### Exercise prompt
Quote, verbatim, all material below, without pictures.

Stored data entries:

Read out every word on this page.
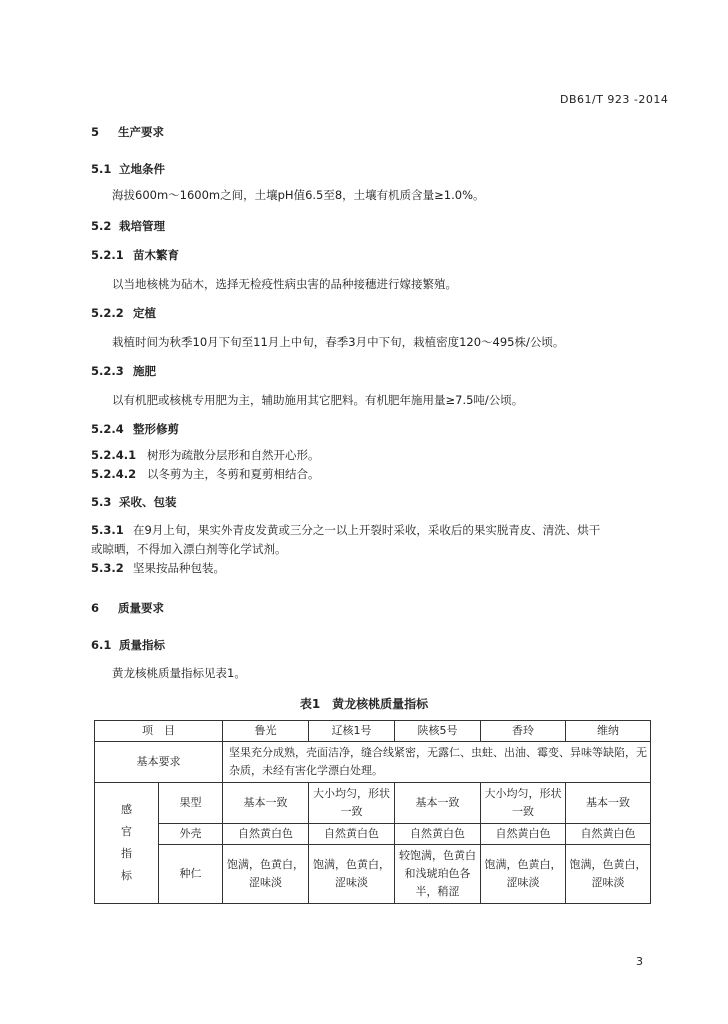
DB61/T 923 -2014
5 生产要求
5.1 立地条件
海拔600m～1600m之间，土壤pH值6.5至8，土壤有机质含量≥1.0%。
5.2 栽培管理
5.2.1 苗木繁育
以当地核桃为砧木，选择无检疫性病虫害的品种接穗进行嫁接繁殖。
5.2.2 定植
栽植时间为秋季10月下旬至11月上中旬，春季3月中下旬，栽植密度120～495株/公顷。
5.2.3 施肥
以有机肥或核桃专用肥为主，辅助施用其它肥料。有机肥年施用量≥7.5吨/公顷。
5.2.4 整形修剪
5.2.4.1 树形为疏散分层形和自然开心形。
5.2.4.2 以冬剪为主，冬剪和夏剪相结合。
5.3 采收、包装
5.3.1 在9月上旬，果实外青皮发黄或三分之一以上开裂时采收，采收后的果实脱青皮、清洗、烘干
或晾晒，不得加入漂白剂等化学试剂。
5.3.2 坚果按品种包装。
6 质量要求
6.1 质量指标
黄龙核桃质量指标见表1。
表1　黄龙核桃质量指标
项　目		鲁光	辽核1号	陕核5号	香玲	维纳
基本要求		坚果充分成熟，壳面洁净，缝合线紧密，无露仁、虫蛀、出油、霉变、异味等缺陷，无杂质，未经有害化学漂白处理。				

感
官
指
标	果型	基本一致	大小均匀，形状一致	基本一致	大小均匀，形状一致	基本一致
	外壳	自然黄白色	自然黄白色	自然黄白色	自然黄白色	自然黄白色
	种仁	饱满，色黄白，涩味淡	饱满，色黄白，涩味淡	较饱满，色黄白和浅琥珀色各半，稍涩	饱满，色黄白，涩味淡	饱满，色黄白，涩味淡
3
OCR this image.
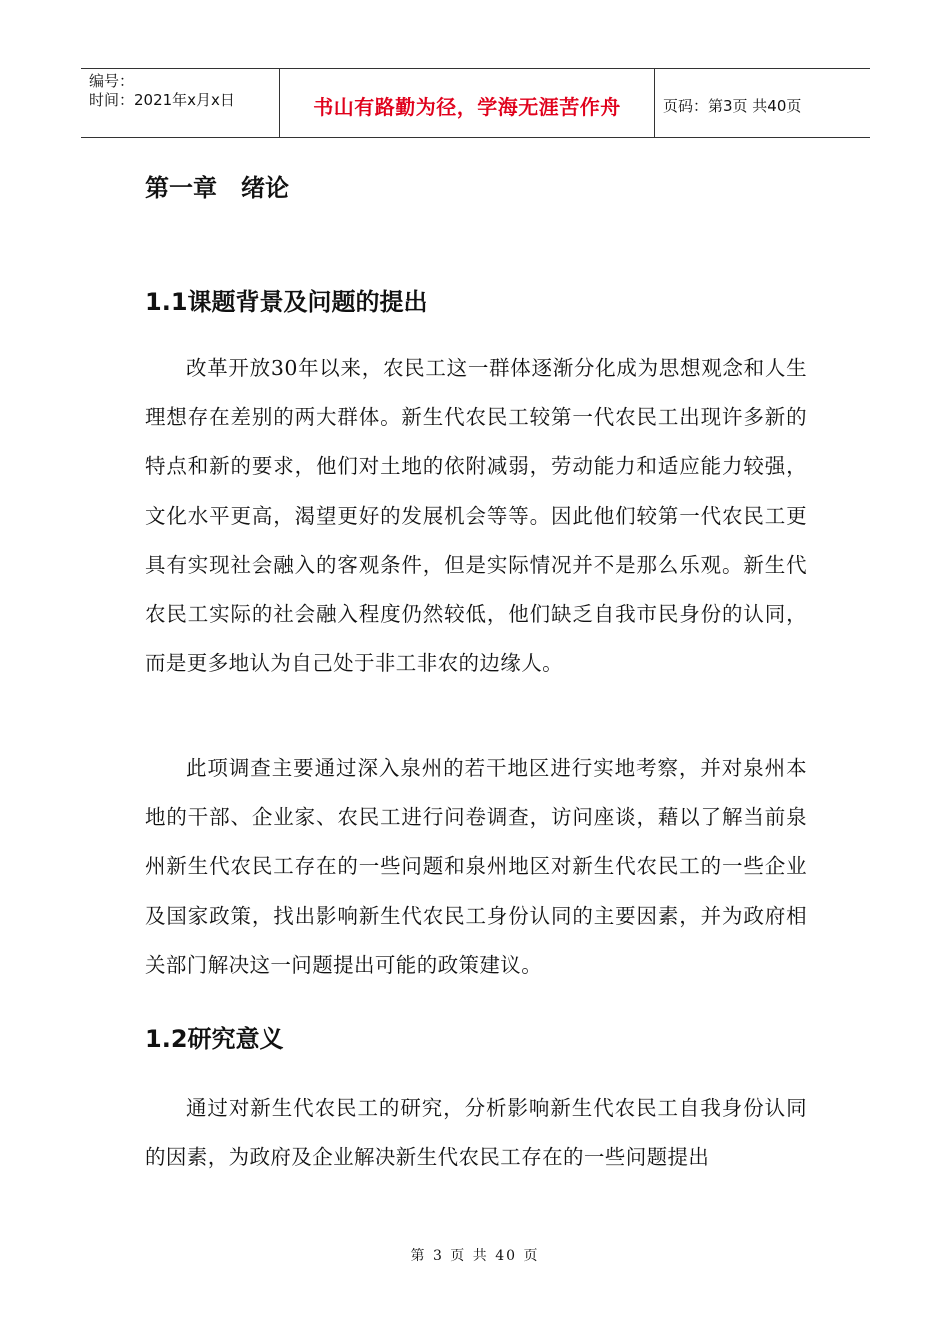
编号：
时间：2021年x月x日	书山有路勤为径，学海无涯苦作舟	页码：第3页 共40页
第一章　绪论
1.1课题背景及问题的提出

改革开放30年以来，农民工这一群体逐渐分化成为思想观念和人生理想存在差别的两大群体。新生代农民工较第一代农民工出现许多新的特点和新的要求，他们对土地的依附减弱，劳动能力和适应能力较强，文化水平更高，渴望更好的发展机会等等。因此他们较第一代农民工更具有实现社会融入的客观条件，但是实际情况并不是那么乐观。新生代农民工实际的社会融入程度仍然较低，他们缺乏自我市民身份的认同，而是更多地认为自己处于非工非农的边缘人。

此项调查主要通过深入泉州的若干地区进行实地考察，并对泉州本地的干部、企业家、农民工进行问卷调查，访问座谈，藉以了解当前泉州新生代农民工存在的一些问题和泉州地区对新生代农民工的一些企业及国家政策，找出影响新生代农民工身份认同的主要因素，并为政府相关部门解决这一问题提出可能的政策建议。

1.2研究意义

通过对新生代农民工的研究，分析影响新生代农民工自我身份认同的因素，为政府及企业解决新生代农民工存在的一些问题提出

第 3 页 共 40 页
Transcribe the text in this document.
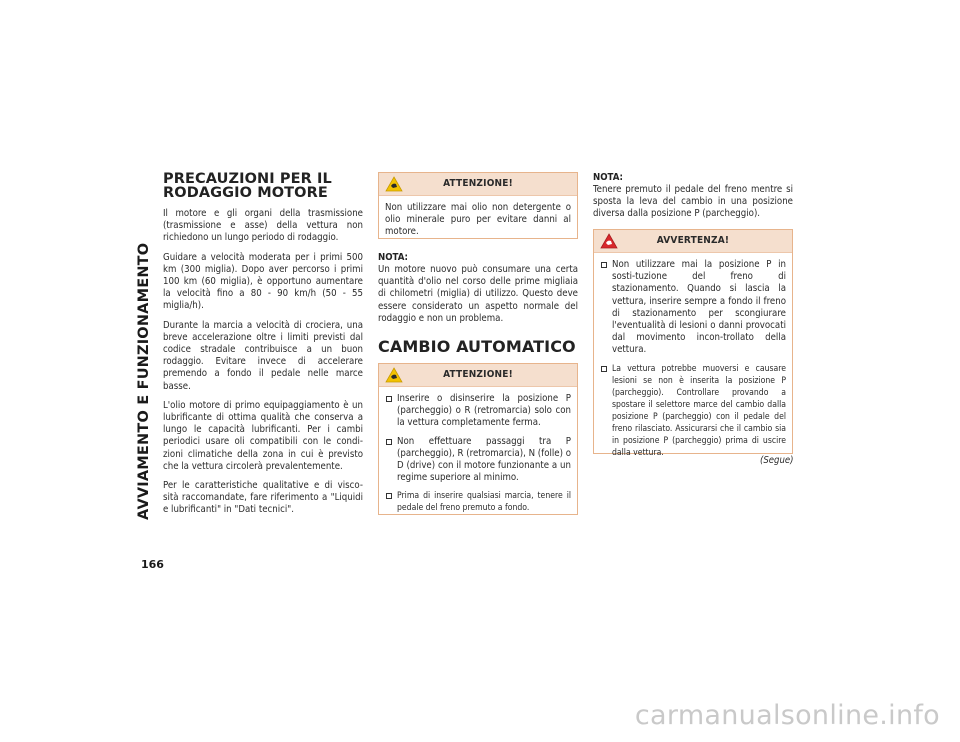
AVVIAMENTO E FUNZIONAMENTO
166
PRECAUZIONI PER IL RODAGGIO MOTORE

Il motore e gli organi della trasmissione (trasmissione e asse) della vettura non richiedono un lungo periodo di rodaggio.

Guidare a velocità moderata per i primi 500 km (300 miglia). Dopo aver percorso i primi 100 km (60 miglia), è opportuno aumentare la velocità fino a 80 - 90 km/h (50 - 55 miglia/h).

Durante la marcia a velocità di crociera, una breve accelerazione oltre i limiti previsti dal codice stradale contribuisce a un buon rodaggio. Evitare invece di accelerare premendo a fondo il pedale nelle marce basse.

L'olio motore di primo equipaggiamento è un lubrificante di ottima qualità che conserva a lungo le capacità lubrificanti. Per i cambi periodici usare oli compatibili con le condi-zioni climatiche della zona in cui è previsto che la vettura circolerà prevalentemente.

Per le caratteristiche qualitative e di visco-sità raccomandate, fare riferimento a "Liquidi e lubrificanti" in "Dati tecnici".

ATTENZIONE!

Non utilizzare mai olio non detergente o olio minerale puro per evitare danni al motore.

NOTA:

Un motore nuovo può consumare una certa quantità d'olio nel corso delle prime migliaia di chilometri (miglia) di utilizzo. Questo deve essere considerato un aspetto normale del rodaggio e non un problema.

CAMBIO AUTOMATICO
ATTENZIONE!
Inserire o disinserire la posizione P (parcheggio) o R (retromarcia) solo con la vettura completamente ferma.
Non effettuare passaggi tra P (parcheggio), R (retromarcia), N (folle) o D (drive) con il motore funzionante a un regime superiore al minimo.
Prima di inserire qualsiasi marcia, tenere il pedale del freno premuto a fondo.
NOTA:

Tenere premuto il pedale del freno mentre si sposta la leva del cambio in una posizione diversa dalla posizione P (parcheggio).

AVVERTENZA!
Non utilizzare mai la posizione P in sosti-tuzione del freno di stazionamento. Quando si lascia la vettura, inserire sempre a fondo il freno di stazionamento per scongiurare l'eventualità di lesioni o danni provocati dal movimento incon-trollato della vettura.
La vettura potrebbe muoversi e causare lesioni se non è inserita la posizione P (parcheggio). Controllare provando a spostare il selettore marce del cambio dalla posizione P (parcheggio) con il pedale del freno rilasciato. Assicurarsi che il cambio sia in posizione P (parcheggio) prima di uscire dalla vettura.
(Segue)
carmanualsonline.info
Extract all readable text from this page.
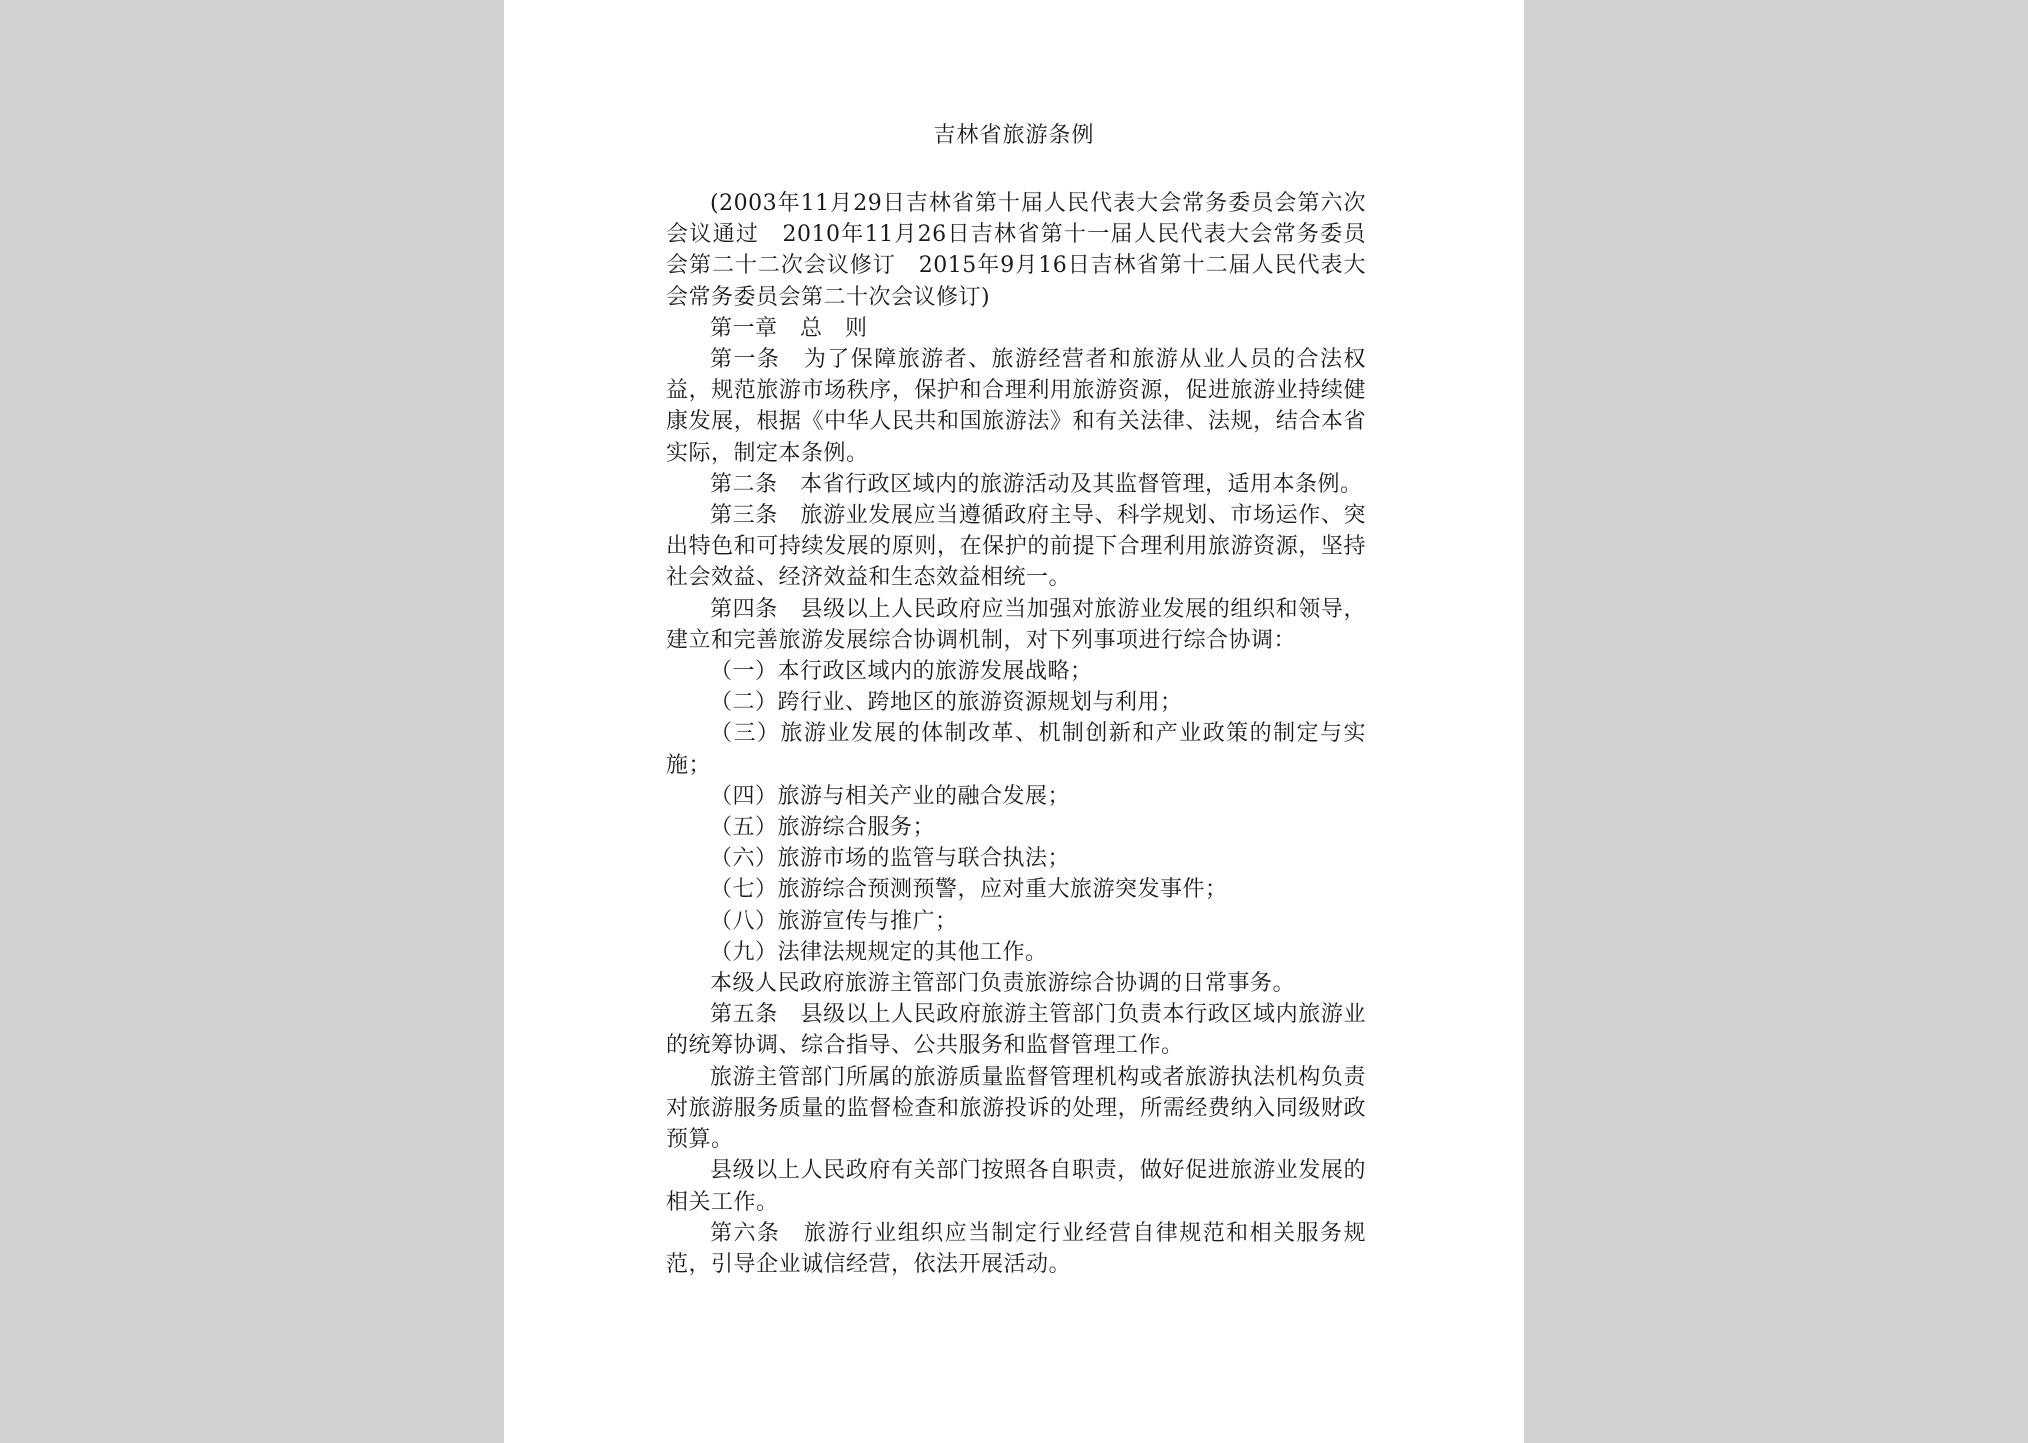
吉林省旅游条例

(2003年11月29日吉林省第十届人民代表大会常务委员会第六次会议通过　2010年11月26日吉林省第十一届人民代表大会常务委员会第二十二次会议修订　2015年9月16日吉林省第十二届人民代表大会常务委员会第二十次会议修订)

第一章　总　则

第一条　为了保障旅游者、旅游经营者和旅游从业人员的合法权益，规范旅游市场秩序，保护和合理利用旅游资源，促进旅游业持续健康发展，根据《中华人民共和国旅游法》和有关法律、法规，结合本省实际，制定本条例。

第二条　本省行政区域内的旅游活动及其监督管理，适用本条例。

第三条　旅游业发展应当遵循政府主导、科学规划、市场运作、突出特色和可持续发展的原则，在保护的前提下合理利用旅游资源，坚持社会效益、经济效益和生态效益相统一。

第四条　县级以上人民政府应当加强对旅游业发展的组织和领导，建立和完善旅游发展综合协调机制，对下列事项进行综合协调：

（一）本行政区域内的旅游发展战略；

（二）跨行业、跨地区的旅游资源规划与利用；

（三）旅游业发展的体制改革、机制创新和产业政策的制定与实施；

（四）旅游与相关产业的融合发展；

（五）旅游综合服务；

（六）旅游市场的监管与联合执法；

（七）旅游综合预测预警，应对重大旅游突发事件；

（八）旅游宣传与推广；

（九）法律法规规定的其他工作。

本级人民政府旅游主管部门负责旅游综合协调的日常事务。

第五条　县级以上人民政府旅游主管部门负责本行政区域内旅游业的统筹协调、综合指导、公共服务和监督管理工作。

旅游主管部门所属的旅游质量监督管理机构或者旅游执法机构负责对旅游服务质量的监督检查和旅游投诉的处理，所需经费纳入同级财政预算。

县级以上人民政府有关部门按照各自职责，做好促进旅游业发展的相关工作。

第六条　旅游行业组织应当制定行业经营自律规范和相关服务规范，引导企业诚信经营，依法开展活动。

### Answer in full
Read out every word on this page.
DB61/T 923 -2014
5 生产要求
5.1 立地条件
海拔600m～1600m之间，土壤pH值6.5至8，土壤有机质含量≥1.0%。
5.2 栽培管理
5.2.1 苗木繁育
以当地核桃为砧木，选择无检疫性病虫害的品种接穗进行嫁接繁殖。
5.2.2 定植
栽植时间为秋季10月下旬至11月上中旬，春季3月中下旬，栽植密度120～495株/公顷。
5.2.3 施肥
以有机肥或核桃专用肥为主，辅助施用其它肥料。有机肥年施用量≥7.5吨/公顷。
5.2.4 整形修剪
5.2.4.1 树形为疏散分层形和自然开心形。
5.2.4.2 以冬剪为主，冬剪和夏剪相结合。
5.3 采收、包装
5.3.1 在9月上旬，果实外青皮发黄或三分之一以上开裂时采收，采收后的果实脱青皮、清洗、烘干
或晾晒，不得加入漂白剂等化学试剂。
5.3.2 坚果按品种包装。
6 质量要求
6.1 质量指标
黄龙核桃质量指标见表1。
表1　黄龙核桃质量指标
项　目		鲁光	辽核1号	陕核5号	香玲	维纳
基本要求		坚果充分成熟，壳面洁净，缝合线紧密，无露仁、虫蛀、出油、霉变、异味等缺陷，无杂质，未经有害化学漂白处理。				

感
官
指
标	果型	基本一致	大小均匀，形状一致	基本一致	大小均匀，形状一致	基本一致
	外壳	自然黄白色	自然黄白色	自然黄白色	自然黄白色	自然黄白色
	种仁	饱满，色黄白，涩味淡	饱满，色黄白，涩味淡	较饱满，色黄白和浅琥珀色各半，稍涩	饱满，色黄白，涩味淡	饱满，色黄白，涩味淡
3
OCR this image.
编号：
时间：2021年x月x日	书山有路勤为径，学海无涯苦作舟	页码：第3页 共40页
第一章　绪论
1.1课题背景及问题的提出

改革开放30年以来，农民工这一群体逐渐分化成为思想观念和人生理想存在差别的两大群体。新生代农民工较第一代农民工出现许多新的特点和新的要求，他们对土地的依附减弱，劳动能力和适应能力较强，文化水平更高，渴望更好的发展机会等等。因此他们较第一代农民工更具有实现社会融入的客观条件，但是实际情况并不是那么乐观。新生代农民工实际的社会融入程度仍然较低，他们缺乏自我市民身份的认同，而是更多地认为自己处于非工非农的边缘人。

此项调查主要通过深入泉州的若干地区进行实地考察，并对泉州本地的干部、企业家、农民工进行问卷调查，访问座谈，藉以了解当前泉州新生代农民工存在的一些问题和泉州地区对新生代农民工的一些企业及国家政策，找出影响新生代农民工身份认同的主要因素，并为政府相关部门解决这一问题提出可能的政策建议。

1.2研究意义

通过对新生代农民工的研究，分析影响新生代农民工自我身份认同的因素，为政府及企业解决新生代农民工存在的一些问题提出

第 3 页 共 40 页
Transcribe the text in this document.
AVVIAMENTO E FUNZIONAMENTO
166
PRECAUZIONI PER IL RODAGGIO MOTORE

Il motore e gli organi della trasmissione (trasmissione e asse) della vettura non richiedono un lungo periodo di rodaggio.

Guidare a velocità moderata per i primi 500 km (300 miglia). Dopo aver percorso i primi 100 km (60 miglia), è opportuno aumentare la velocità fino a 80 - 90 km/h (50 - 55 miglia/h).

Durante la marcia a velocità di crociera, una breve accelerazione oltre i limiti previsti dal codice stradale contribuisce a un buon rodaggio. Evitare invece di accelerare premendo a fondo il pedale nelle marce basse.

L'olio motore di primo equipaggiamento è un lubrificante di ottima qualità che conserva a lungo le capacità lubrificanti. Per i cambi periodici usare oli compatibili con le condi-zioni climatiche della zona in cui è previsto che la vettura circolerà prevalentemente.

Per le caratteristiche qualitative e di visco-sità raccomandate, fare riferimento a "Liquidi e lubrificanti" in "Dati tecnici".

ATTENZIONE!

Non utilizzare mai olio non detergente o olio minerale puro per evitare danni al motore.

NOTA:

Un motore nuovo può consumare una certa quantità d'olio nel corso delle prime migliaia di chilometri (miglia) di utilizzo. Questo deve essere considerato un aspetto normale del rodaggio e non un problema.

CAMBIO AUTOMATICO
ATTENZIONE!
Inserire o disinserire la posizione P (parcheggio) o R (retromarcia) solo con la vettura completamente ferma.
Non effettuare passaggi tra P (parcheggio), R (retromarcia), N (folle) o D (drive) con il motore funzionante a un regime superiore al minimo.
Prima di inserire qualsiasi marcia, tenere il pedale del freno premuto a fondo.
NOTA:

Tenere premuto il pedale del freno mentre si sposta la leva del cambio in una posizione diversa dalla posizione P (parcheggio).

AVVERTENZA!
Non utilizzare mai la posizione P in sosti-tuzione del freno di stazionamento. Quando si lascia la vettura, inserire sempre a fondo il freno di stazionamento per scongiurare l'eventualità di lesioni o danni provocati dal movimento incon-trollato della vettura.
La vettura potrebbe muoversi e causare lesioni se non è inserita la posizione P (parcheggio). Controllare provando a spostare il selettore marce del cambio dalla posizione P (parcheggio) con il pedale del freno rilasciato. Assicurarsi che il cambio sia in posizione P (parcheggio) prima di uscire dalla vettura.
(Segue)
carmanualsonline.info
Extract all readable text from this page.
吉林省旅游条例

(2003年11月29日吉林省第十届人民代表大会常务委员会第六次会议通过　2010年11月26日吉林省第十一届人民代表大会常务委员会第二十二次会议修订　2015年9月16日吉林省第十二届人民代表大会常务委员会第二十次会议修订)

第一章　总　则

第一条　为了保障旅游者、旅游经营者和旅游从业人员的合法权益，规范旅游市场秩序，保护和合理利用旅游资源，促进旅游业持续健康发展，根据《中华人民共和国旅游法》和有关法律、法规，结合本省实际，制定本条例。

第二条　本省行政区域内的旅游活动及其监督管理，适用本条例。

第三条　旅游业发展应当遵循政府主导、科学规划、市场运作、突出特色和可持续发展的原则，在保护的前提下合理利用旅游资源，坚持社会效益、经济效益和生态效益相统一。

第四条　县级以上人民政府应当加强对旅游业发展的组织和领导，建立和完善旅游发展综合协调机制，对下列事项进行综合协调：

（一）本行政区域内的旅游发展战略；

（二）跨行业、跨地区的旅游资源规划与利用；

（三）旅游业发展的体制改革、机制创新和产业政策的制定与实施；

（四）旅游与相关产业的融合发展；

（五）旅游综合服务；

（六）旅游市场的监管与联合执法；

（七）旅游综合预测预警，应对重大旅游突发事件；

（八）旅游宣传与推广；

（九）法律法规规定的其他工作。

本级人民政府旅游主管部门负责旅游综合协调的日常事务。

第五条　县级以上人民政府旅游主管部门负责本行政区域内旅游业的统筹协调、综合指导、公共服务和监督管理工作。

旅游主管部门所属的旅游质量监督管理机构或者旅游执法机构负责对旅游服务质量的监督检查和旅游投诉的处理，所需经费纳入同级财政预算。

县级以上人民政府有关部门按照各自职责，做好促进旅游业发展的相关工作。

第六条　旅游行业组织应当制定行业经营自律规范和相关服务规范，引导企业诚信经营，依法开展活动。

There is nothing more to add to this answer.